Existe no futebol um discurso antigo que persegue os jogadores de defesa na marcação dentro da área penal nas situações de escanteio.
Segundo ele (o discurso), o jogador que faz a marcação tem que ficar “de olho” no adversário a ser marcado por ele, e não na bola. Numa versão “mais evoluída” ele propaga e ecoa nos quatro cantos do campo de jogo, dos estádios e dos aparelhos de TV que “o jogador que marca no escanteio tem que ficar de olho no adversário a ser marcado mas com atenção à bola”.
Pois bem. Para debater a respeito daquilo que propõe as entrelinhas do “discurso”, recorro, abrindo um parêntese, a uma brincadeira/jogo de infância e pré-adolescência em que eu e meus amigos inspirados nos seriados da época encarnávamos personagens e criávamos um mundo paralelo de diversão; era a brincadeira/jogo de “polícia e ladrão”.
No jogo de “polícia e ladrão”, formávamos duas equipes com mesmo número de jogadores. Uma equipe (a dos “ladrões”) fugiria pela extensa área do condomínio onde morávamos e a outra (a dos “policiais”), depois de um tempo pré-determinado para que os “ladrões” fugissem e se escondessem, sairiam em busca de “capturá-los” e levá-los até a prisão (a prisão era um círculo de uns 10 metros de diâmetro desenhado no chão do playground do condomínio).
Era uma versão sofisticada do tradicional “pega-pega”. Para pegar bastava encostar a mão em quem fugia.
Toda vez que um “ladrão” fosse pego, era imediatamente conduzido para a “prisão”. Na prisão, poderia ser salvo. Bastava, para isso, que um dos jogadores da sua equipe que ainda estivesse livre, entrasse na prisão e encostasse a mão nele.
A brincadeira/jogo durava horas e a todo o tempo “policiais” e “ladrões” precisavam se ajustar as novas condições do jogo. Quando um “ladrão” era pego ao menos dois “policiais” eram remanejados para cuidar da prisão (caso contrário, corriam-se maiores riscos de que dois ou mais “ladrões” livres viessem tentar salvar seu companheiro, obtendo êxito).

=== Dados registrados ===
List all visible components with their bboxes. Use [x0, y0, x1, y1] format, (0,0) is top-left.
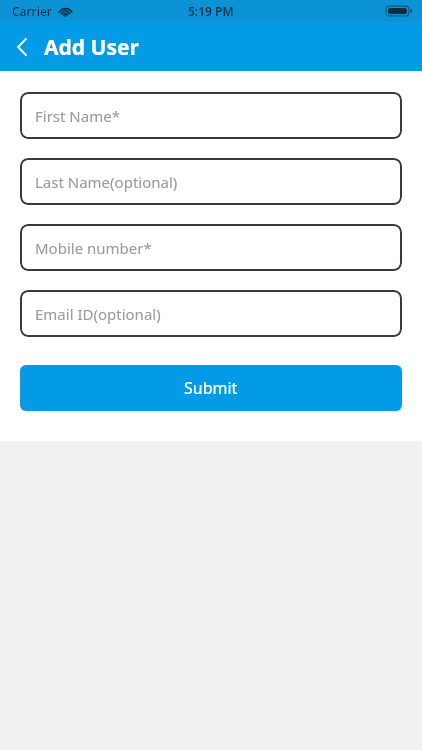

=== Objetivo da tarefa ===
Por favor, cite sem alterações o trecho do texto sobre a marcação no escanteio que começa com as palavras “A brincadeira/jogo durava” e termina com “companheiro, obtendo êxito).”. Este material provém de outra fonte.

=== Resposta final ===
A brincadeira/jogo durava horas e a todo o tempo “policiais” e “ladrões” precisavam se ajustar as novas condições do jogo. Quando um “ladrão” era pego ao menos dois “policiais” eram remanejados para cuidar da prisão (caso contrário, corriam-se maiores riscos de que dois ou mais “ladrões” livres viessem tentar salvar seu companheiro, obtendo êxito).